## Excerpted data
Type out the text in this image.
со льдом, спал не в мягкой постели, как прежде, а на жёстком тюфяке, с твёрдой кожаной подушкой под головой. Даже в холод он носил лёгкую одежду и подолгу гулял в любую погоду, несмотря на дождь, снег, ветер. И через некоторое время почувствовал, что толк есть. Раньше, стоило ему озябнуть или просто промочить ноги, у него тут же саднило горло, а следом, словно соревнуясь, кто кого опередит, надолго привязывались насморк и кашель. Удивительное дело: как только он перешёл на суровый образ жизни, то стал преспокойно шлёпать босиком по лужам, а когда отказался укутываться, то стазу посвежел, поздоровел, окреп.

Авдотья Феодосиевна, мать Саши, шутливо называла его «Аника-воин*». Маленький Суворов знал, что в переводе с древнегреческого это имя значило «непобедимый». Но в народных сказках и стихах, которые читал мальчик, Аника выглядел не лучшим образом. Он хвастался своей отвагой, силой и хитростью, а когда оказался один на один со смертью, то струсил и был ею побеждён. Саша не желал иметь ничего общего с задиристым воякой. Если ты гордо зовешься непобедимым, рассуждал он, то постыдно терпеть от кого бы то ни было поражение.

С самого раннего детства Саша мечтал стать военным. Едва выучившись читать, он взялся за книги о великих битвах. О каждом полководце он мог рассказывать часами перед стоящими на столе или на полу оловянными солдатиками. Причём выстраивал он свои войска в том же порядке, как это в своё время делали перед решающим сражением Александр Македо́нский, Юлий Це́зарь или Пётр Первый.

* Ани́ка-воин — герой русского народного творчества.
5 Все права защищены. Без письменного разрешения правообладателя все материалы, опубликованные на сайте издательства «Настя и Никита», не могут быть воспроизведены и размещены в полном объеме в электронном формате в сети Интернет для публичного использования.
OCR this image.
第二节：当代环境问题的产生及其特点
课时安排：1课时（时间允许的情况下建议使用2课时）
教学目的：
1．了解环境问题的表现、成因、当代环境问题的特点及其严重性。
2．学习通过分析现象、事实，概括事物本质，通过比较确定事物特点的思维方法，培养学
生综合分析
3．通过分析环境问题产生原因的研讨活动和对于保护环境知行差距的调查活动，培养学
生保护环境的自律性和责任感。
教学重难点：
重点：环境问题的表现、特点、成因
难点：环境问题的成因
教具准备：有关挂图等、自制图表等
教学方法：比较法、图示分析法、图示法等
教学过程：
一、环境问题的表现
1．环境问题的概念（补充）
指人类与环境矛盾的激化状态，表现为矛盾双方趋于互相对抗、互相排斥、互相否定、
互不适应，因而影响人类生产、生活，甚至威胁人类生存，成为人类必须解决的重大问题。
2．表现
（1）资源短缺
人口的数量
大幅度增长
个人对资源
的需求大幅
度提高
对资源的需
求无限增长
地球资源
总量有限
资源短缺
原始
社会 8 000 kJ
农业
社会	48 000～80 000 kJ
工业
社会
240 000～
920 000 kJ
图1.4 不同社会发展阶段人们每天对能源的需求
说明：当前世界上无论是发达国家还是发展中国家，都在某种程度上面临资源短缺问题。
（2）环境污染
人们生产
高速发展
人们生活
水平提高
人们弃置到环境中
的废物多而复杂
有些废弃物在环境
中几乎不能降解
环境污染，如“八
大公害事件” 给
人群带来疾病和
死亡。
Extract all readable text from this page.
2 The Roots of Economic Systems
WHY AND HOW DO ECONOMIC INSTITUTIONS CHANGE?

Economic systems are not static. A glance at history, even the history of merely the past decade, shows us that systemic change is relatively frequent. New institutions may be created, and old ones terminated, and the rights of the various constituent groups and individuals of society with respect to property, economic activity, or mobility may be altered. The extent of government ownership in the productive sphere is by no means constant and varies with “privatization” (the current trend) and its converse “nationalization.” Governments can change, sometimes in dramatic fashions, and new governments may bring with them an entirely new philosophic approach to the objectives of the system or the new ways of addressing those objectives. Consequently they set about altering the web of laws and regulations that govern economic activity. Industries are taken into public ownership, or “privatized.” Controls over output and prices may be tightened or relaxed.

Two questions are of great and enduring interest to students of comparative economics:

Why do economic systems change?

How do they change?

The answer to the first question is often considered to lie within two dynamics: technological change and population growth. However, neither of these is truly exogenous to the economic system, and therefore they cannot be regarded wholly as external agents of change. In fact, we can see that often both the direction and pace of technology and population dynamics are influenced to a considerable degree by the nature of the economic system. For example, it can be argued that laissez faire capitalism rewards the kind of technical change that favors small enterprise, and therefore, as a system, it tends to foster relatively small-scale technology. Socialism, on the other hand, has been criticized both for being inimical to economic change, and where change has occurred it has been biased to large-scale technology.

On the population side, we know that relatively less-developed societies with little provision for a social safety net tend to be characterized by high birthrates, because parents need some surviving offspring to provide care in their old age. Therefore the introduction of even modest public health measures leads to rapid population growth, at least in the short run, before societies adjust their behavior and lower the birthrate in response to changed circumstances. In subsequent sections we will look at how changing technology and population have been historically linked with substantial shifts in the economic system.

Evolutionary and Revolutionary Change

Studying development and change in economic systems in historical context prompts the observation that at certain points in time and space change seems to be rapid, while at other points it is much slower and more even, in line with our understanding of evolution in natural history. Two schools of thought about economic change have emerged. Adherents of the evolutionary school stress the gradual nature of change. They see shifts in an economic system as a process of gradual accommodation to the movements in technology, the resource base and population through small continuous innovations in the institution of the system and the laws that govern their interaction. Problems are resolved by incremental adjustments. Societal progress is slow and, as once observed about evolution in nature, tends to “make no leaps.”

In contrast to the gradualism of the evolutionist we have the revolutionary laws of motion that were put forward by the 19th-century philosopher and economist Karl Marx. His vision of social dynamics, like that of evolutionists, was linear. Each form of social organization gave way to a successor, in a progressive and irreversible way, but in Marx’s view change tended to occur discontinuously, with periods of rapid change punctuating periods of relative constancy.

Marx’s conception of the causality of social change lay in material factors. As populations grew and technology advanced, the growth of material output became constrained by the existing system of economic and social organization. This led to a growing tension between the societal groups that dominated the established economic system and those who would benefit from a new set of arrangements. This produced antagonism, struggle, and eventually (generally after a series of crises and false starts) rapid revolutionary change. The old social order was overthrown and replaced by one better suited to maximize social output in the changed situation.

## What the task asks
Reproduce the material above exactly; please quote every line of it.

## Task response
Type out the text in this image.
со льдом, спал не в мягкой постели, как прежде, а на жёстком тюфяке, с твёрдой кожаной подушкой под головой. Даже в холод он носил лёгкую одежду и подолгу гулял в любую погоду, несмотря на дождь, снег, ветер. И через некоторое время почувствовал, что толк есть. Раньше, стоило ему озябнуть или просто промочить ноги, у него тут же саднило горло, а следом, словно соревнуясь, кто кого опередит, надолго привязывались насморк и кашель. Удивительное дело: как только он перешёл на суровый образ жизни, то стал преспокойно шлёпать босиком по лужам, а когда отказался укутываться, то стазу посвежел, поздоровел, окреп.

Авдотья Феодосиевна, мать Саши, шутливо называла его «Аника-воин*». Маленький Суворов знал, что в переводе с древнегреческого это имя значило «непобедимый». Но в народных сказках и стихах, которые читал мальчик, Аника выглядел не лучшим образом. Он хвастался своей отвагой, силой и хитростью, а когда оказался один на один со смертью, то струсил и был ею побеждён. Саша не желал иметь ничего общего с задиристым воякой. Если ты гордо зовешься непобедимым, рассуждал он, то постыдно терпеть от кого бы то ни было поражение.

С самого раннего детства Саша мечтал стать военным. Едва выучившись читать, он взялся за книги о великих битвах. О каждом полководце он мог рассказывать часами перед стоящими на столе или на полу оловянными солдатиками. Причём выстраивал он свои войска в том же порядке, как это в своё время делали перед решающим сражением Александр Македо́нский, Юлий Це́зарь или Пётр Первый.

* Ани́ка-воин — герой русского народного творчества.
5 Все права защищены. Без письменного разрешения правообладателя все материалы, опубликованные на сайте издательства «Настя и Никита», не могут быть воспроизведены и размещены в полном объеме в электронном формате в сети Интернет для публичного использования.
OCR this image.
第二节：当代环境问题的产生及其特点
课时安排：1课时（时间允许的情况下建议使用2课时）
教学目的：
1．了解环境问题的表现、成因、当代环境问题的特点及其严重性。
2．学习通过分析现象、事实，概括事物本质，通过比较确定事物特点的思维方法，培养学
生综合分析
3．通过分析环境问题产生原因的研讨活动和对于保护环境知行差距的调查活动，培养学
生保护环境的自律性和责任感。
教学重难点：
重点：环境问题的表现、特点、成因
难点：环境问题的成因
教具准备：有关挂图等、自制图表等
教学方法：比较法、图示分析法、图示法等
教学过程：
一、环境问题的表现
1．环境问题的概念（补充）
指人类与环境矛盾的激化状态，表现为矛盾双方趋于互相对抗、互相排斥、互相否定、
互不适应，因而影响人类生产、生活，甚至威胁人类生存，成为人类必须解决的重大问题。
2．表现
（1）资源短缺
人口的数量
大幅度增长
个人对资源
的需求大幅
度提高
对资源的需
求无限增长
地球资源
总量有限
资源短缺
原始
社会 8 000 kJ
农业
社会	48 000～80 000 kJ
工业
社会
240 000～
920 000 kJ
图1.4 不同社会发展阶段人们每天对能源的需求
说明：当前世界上无论是发达国家还是发展中国家，都在某种程度上面临资源短缺问题。
（2）环境污染
人们生产
高速发展
人们生活
水平提高
人们弃置到环境中
的废物多而复杂
有些废弃物在环境
中几乎不能降解
环境污染，如“八
大公害事件” 给
人群带来疾病和
死亡。
Extract all readable text from this page.
2 The Roots of Economic Systems
WHY AND HOW DO ECONOMIC INSTITUTIONS CHANGE?

Economic systems are not static. A glance at history, even the history of merely the past decade, shows us that systemic change is relatively frequent. New institutions may be created, and old ones terminated, and the rights of the various constituent groups and individuals of society with respect to property, economic activity, or mobility may be altered. The extent of government ownership in the productive sphere is by no means constant and varies with “privatization” (the current trend) and its converse “nationalization.” Governments can change, sometimes in dramatic fashions, and new governments may bring with them an entirely new philosophic approach to the objectives of the system or the new ways of addressing those objectives. Consequently they set about altering the web of laws and regulations that govern economic activity. Industries are taken into public ownership, or “privatized.” Controls over output and prices may be tightened or relaxed.

Two questions are of great and enduring interest to students of comparative economics:

Why do economic systems change?

How do they change?

The answer to the first question is often considered to lie within two dynamics: technological change and population growth. However, neither of these is truly exogenous to the economic system, and therefore they cannot be regarded wholly as external agents of change. In fact, we can see that often both the direction and pace of technology and population dynamics are influenced to a considerable degree by the nature of the economic system. For example, it can be argued that laissez faire capitalism rewards the kind of technical change that favors small enterprise, and therefore, as a system, it tends to foster relatively small-scale technology. Socialism, on the other hand, has been criticized both for being inimical to economic change, and where change has occurred it has been biased to large-scale technology.

On the population side, we know that relatively less-developed societies with little provision for a social safety net tend to be characterized by high birthrates, because parents need some surviving offspring to provide care in their old age. Therefore the introduction of even modest public health measures leads to rapid population growth, at least in the short run, before societies adjust their behavior and lower the birthrate in response to changed circumstances. In subsequent sections we will look at how changing technology and population have been historically linked with substantial shifts in the economic system.

Evolutionary and Revolutionary Change

Studying development and change in economic systems in historical context prompts the observation that at certain points in time and space change seems to be rapid, while at other points it is much slower and more even, in line with our understanding of evolution in natural history. Two schools of thought about economic change have emerged. Adherents of the evolutionary school stress the gradual nature of change. They see shifts in an economic system as a process of gradual accommodation to the movements in technology, the resource base and population through small continuous innovations in the institution of the system and the laws that govern their interaction. Problems are resolved by incremental adjustments. Societal progress is slow and, as once observed about evolution in nature, tends to “make no leaps.”

In contrast to the gradualism of the evolutionist we have the revolutionary laws of motion that were put forward by the 19th-century philosopher and economist Karl Marx. His vision of social dynamics, like that of evolutionists, was linear. Each form of social organization gave way to a successor, in a progressive and irreversible way, but in Marx’s view change tended to occur discontinuously, with periods of rapid change punctuating periods of relative constancy.

Marx’s conception of the causality of social change lay in material factors. As populations grew and technology advanced, the growth of material output became constrained by the existing system of economic and social organization. This led to a growing tension between the societal groups that dominated the established economic system and those who would benefit from a new set of arrangements. This produced antagonism, struggle, and eventually (generally after a series of crises and false starts) rapid revolutionary change. The old social order was overthrown and replaced by one better suited to maximize social output in the changed situation.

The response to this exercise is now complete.